## start Material for this task

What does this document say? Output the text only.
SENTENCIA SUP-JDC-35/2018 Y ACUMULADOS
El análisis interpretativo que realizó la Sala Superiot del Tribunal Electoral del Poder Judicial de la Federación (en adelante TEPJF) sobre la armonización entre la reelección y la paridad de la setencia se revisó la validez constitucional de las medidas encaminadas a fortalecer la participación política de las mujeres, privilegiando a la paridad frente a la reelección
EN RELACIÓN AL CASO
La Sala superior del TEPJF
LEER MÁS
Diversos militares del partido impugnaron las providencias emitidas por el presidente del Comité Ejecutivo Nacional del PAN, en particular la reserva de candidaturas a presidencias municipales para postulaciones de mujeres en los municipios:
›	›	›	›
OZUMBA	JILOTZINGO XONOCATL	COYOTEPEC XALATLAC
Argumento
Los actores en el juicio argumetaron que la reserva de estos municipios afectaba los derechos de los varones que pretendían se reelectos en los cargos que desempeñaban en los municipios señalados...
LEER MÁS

## end Material for this task

== Instructions for the task ==
The listing above should be transcribed in full, exactly as written.

== Reply to the exercise ==
What does this document say? Output the text only.
SENTENCIA SUP-JDC-35/2018 Y ACUMULADOS
El análisis interpretativo que realizó la Sala Superiot del Tribunal Electoral del Poder Judicial de la Federación (en adelante TEPJF) sobre la armonización entre la reelección y la paridad de la setencia se revisó la validez constitucional de las medidas encaminadas a fortalecer la participación política de las mujeres, privilegiando a la paridad frente a la reelección
EN RELACIÓN AL CASO
La Sala superior del TEPJF
LEER MÁS
Diversos militares del partido impugnaron las providencias emitidas por el presidente del Comité Ejecutivo Nacional del PAN, en particular la reserva de candidaturas a presidencias municipales para postulaciones de mujeres en los municipios:
›	›	›	›
OZUMBA	JILOTZINGO XONOCATL	COYOTEPEC XALATLAC
Argumento
Los actores en el juicio argumetaron que la reserva de estos municipios afectaba los derechos de los varones que pretendían se reelectos en los cargos que desempeñaban en los municipios señalados...
LEER MÁS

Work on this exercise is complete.